Exercise description: Each entry must appear again exactly as it does in the source.

Extracted information:
************
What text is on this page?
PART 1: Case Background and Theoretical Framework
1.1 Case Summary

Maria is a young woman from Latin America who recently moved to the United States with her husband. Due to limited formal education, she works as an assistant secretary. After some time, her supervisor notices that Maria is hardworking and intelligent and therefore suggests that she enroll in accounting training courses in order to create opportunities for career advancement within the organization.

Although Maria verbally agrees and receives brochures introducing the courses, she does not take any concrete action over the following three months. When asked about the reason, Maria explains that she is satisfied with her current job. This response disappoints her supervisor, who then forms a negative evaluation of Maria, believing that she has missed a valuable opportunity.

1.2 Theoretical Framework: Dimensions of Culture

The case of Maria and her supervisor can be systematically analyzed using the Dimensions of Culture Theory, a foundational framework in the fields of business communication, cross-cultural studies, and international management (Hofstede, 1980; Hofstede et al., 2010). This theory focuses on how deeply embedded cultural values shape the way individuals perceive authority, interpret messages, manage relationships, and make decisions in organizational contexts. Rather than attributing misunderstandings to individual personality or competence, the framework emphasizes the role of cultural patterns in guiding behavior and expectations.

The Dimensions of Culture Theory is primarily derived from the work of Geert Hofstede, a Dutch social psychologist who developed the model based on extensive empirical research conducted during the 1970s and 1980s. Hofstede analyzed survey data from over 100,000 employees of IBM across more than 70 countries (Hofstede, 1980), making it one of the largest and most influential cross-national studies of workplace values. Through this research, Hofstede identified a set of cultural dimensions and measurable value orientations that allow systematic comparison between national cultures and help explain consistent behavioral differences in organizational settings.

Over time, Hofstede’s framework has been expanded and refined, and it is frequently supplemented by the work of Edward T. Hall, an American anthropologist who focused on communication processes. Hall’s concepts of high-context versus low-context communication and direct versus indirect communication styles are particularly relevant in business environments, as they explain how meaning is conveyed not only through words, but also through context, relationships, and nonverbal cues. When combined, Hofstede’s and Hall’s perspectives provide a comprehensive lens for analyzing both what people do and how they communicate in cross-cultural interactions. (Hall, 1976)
************
Solution:
What text is on this page?
PART 1: Case Background and Theoretical Framework
1.1 Case Summary

Maria is a young woman from Latin America who recently moved to the United States with her husband. Due to limited formal education, she works as an assistant secretary. After some time, her supervisor notices that Maria is hardworking and intelligent and therefore suggests that she enroll in accounting training courses in order to create opportunities for career advancement within the organization.

Although Maria verbally agrees and receives brochures introducing the courses, she does not take any concrete action over the following three months. When asked about the reason, Maria explains that she is satisfied with her current job. This response disappoints her supervisor, who then forms a negative evaluation of Maria, believing that she has missed a valuable opportunity.

1.2 Theoretical Framework: Dimensions of Culture

The case of Maria and her supervisor can be systematically analyzed using the Dimensions of Culture Theory, a foundational framework in the fields of business communication, cross-cultural studies, and international management (Hofstede, 1980; Hofstede et al., 2010). This theory focuses on how deeply embedded cultural values shape the way individuals perceive authority, interpret messages, manage relationships, and make decisions in organizational contexts. Rather than attributing misunderstandings to individual personality or competence, the framework emphasizes the role of cultural patterns in guiding behavior and expectations.

The Dimensions of Culture Theory is primarily derived from the work of Geert Hofstede, a Dutch social psychologist who developed the model based on extensive empirical research conducted during the 1970s and 1980s. Hofstede analyzed survey data from over 100,000 employees of IBM across more than 70 countries (Hofstede, 1980), making it one of the largest and most influential cross-national studies of workplace values. Through this research, Hofstede identified a set of cultural dimensions and measurable value orientations that allow systematic comparison between national cultures and help explain consistent behavioral differences in organizational settings.

Over time, Hofstede’s framework has been expanded and refined, and it is frequently supplemented by the work of Edward T. Hall, an American anthropologist who focused on communication processes. Hall’s concepts of high-context versus low-context communication and direct versus indirect communication styles are particularly relevant in business environments, as they explain how meaning is conveyed not only through words, but also through context, relationships, and nonverbal cues. When combined, Hofstede’s and Hall’s perspectives provide a comprehensive lens for analyzing both what people do and how they communicate in cross-cultural interactions. (Hall, 1976)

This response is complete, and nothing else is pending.